### GIVEN REQUEST:
Copy out each line of the data holding "Caller".

***

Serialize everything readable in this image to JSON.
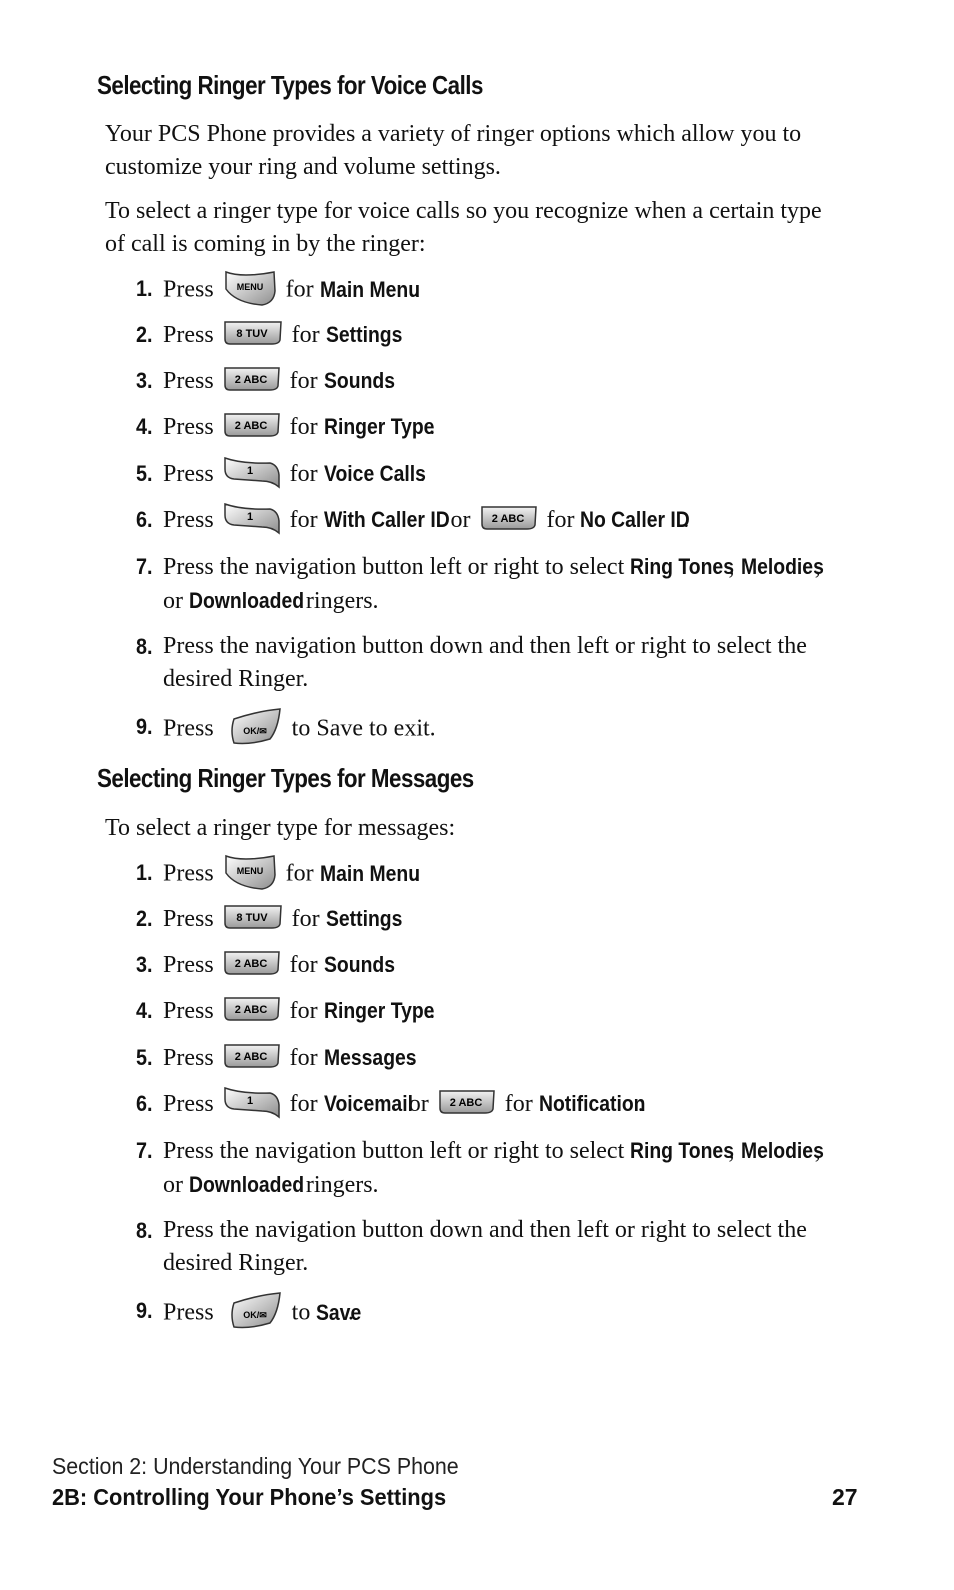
{
  "section1": {
    "heading": "Selecting Ringer Types for Voice Calls",
    "intro1": "Your PCS Phone provides a variety of ringer options which allow you to customize your ring and volume settings.",
    "intro2": "To select a ringer type for voice calls so you recognize when a certain type of call is coming in by the ringer:",
    "steps": [
      {
        "num": "1.",
        "pre": "Press",
        "key": "MENU",
        "mid": "for",
        "target": "Main Menu",
        "end": "."
      },
      {
        "num": "2.",
        "pre": "Press",
        "key": "8 TUV",
        "mid": "for",
        "target": "Settings",
        "end": "."
      },
      {
        "num": "3.",
        "pre": "Press",
        "key": "2 ABC",
        "mid": "for",
        "target": "Sounds",
        "end": "."
      },
      {
        "num": "4.",
        "pre": "Press",
        "key": "2 ABC",
        "mid": "for",
        "target": "Ringer Type",
        "end": "."
      },
      {
        "num": "5.",
        "pre": "Press",
        "key": "1",
        "mid": "for",
        "target": "Voice Calls",
        "end": "."
      },
      {
        "num": "6.",
        "pre": "Press",
        "key": "1",
        "mid": "for",
        "target": "With Caller ID",
        "or": "or",
        "key2": "2 ABC",
        "mid2": "for",
        "target2": "No Caller ID",
        "end": "."
      },
      {
        "num": "7.",
        "text_a": "Press the navigation button left or right to select",
        "opt1": "Ring Tones",
        "sep1": ",",
        "opt2": "Melodies",
        "sep2": ", or",
        "opt3": "Downloaded",
        "text_b": "ringers."
      },
      {
        "num": "8.",
        "text": "Press the navigation button down and then left or right to select the desired Ringer."
      },
      {
        "num": "9.",
        "pre": "Press",
        "key": "OK/✉",
        "post": "to Save to exit."
      }
    ]
  },
  "section2": {
    "heading": "Selecting Ringer Types for Messages",
    "intro": "To select a ringer type for messages:",
    "steps": [
      {
        "num": "1.",
        "pre": "Press",
        "key": "MENU",
        "mid": "for",
        "target": "Main Menu",
        "end": "."
      },
      {
        "num": "2.",
        "pre": "Press",
        "key": "8 TUV",
        "mid": "for",
        "target": "Settings",
        "end": "."
      },
      {
        "num": "3.",
        "pre": "Press",
        "key": "2 ABC",
        "mid": "for",
        "target": "Sounds",
        "end": "."
      },
      {
        "num": "4.",
        "pre": "Press",
        "key": "2 ABC",
        "mid": "for",
        "target": "Ringer Type",
        "end": "."
      },
      {
        "num": "5.",
        "pre": "Press",
        "key": "2 ABC",
        "mid": "for",
        "target": "Messages",
        "end": "."
      },
      {
        "num": "6.",
        "pre": "Press",
        "key": "1",
        "mid": "for",
        "target": "Voicemail",
        "or": "or",
        "key2": "2 ABC",
        "mid2": "for",
        "target2": "Notification",
        "end": "."
      },
      {
        "num": "7.",
        "text_a": "Press the navigation button left or right to select",
        "opt1": "Ring Tones",
        "sep1": ",",
        "opt2": "Melodies",
        "sep2": ", or",
        "opt3": "Downloaded",
        "text_b": "ringers."
      },
      {
        "num": "8.",
        "text": "Press the navigation button down and then left or right to select the desired Ringer."
      },
      {
        "num": "9.",
        "pre": "Press",
        "key": "OK/✉",
        "mid": "to",
        "target": "Save",
        "end": "."
      }
    ]
  },
  "footer": {
    "section": "Section 2: Understanding Your PCS Phone",
    "chapter": "2B: Controlling Your Phone’s Settings",
    "page_number": "27"
  },
  "icons": {
    "menu_key": "menu-key-icon",
    "key_8": "key-8-tuv-icon",
    "key_2": "key-2-abc-icon",
    "key_1": "key-1-icon",
    "ok_key": "ok-message-key-icon"
  }
}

***

### RESULT OF THE TASK:
        "target": "With Caller ID",
        "target2": "No Caller ID",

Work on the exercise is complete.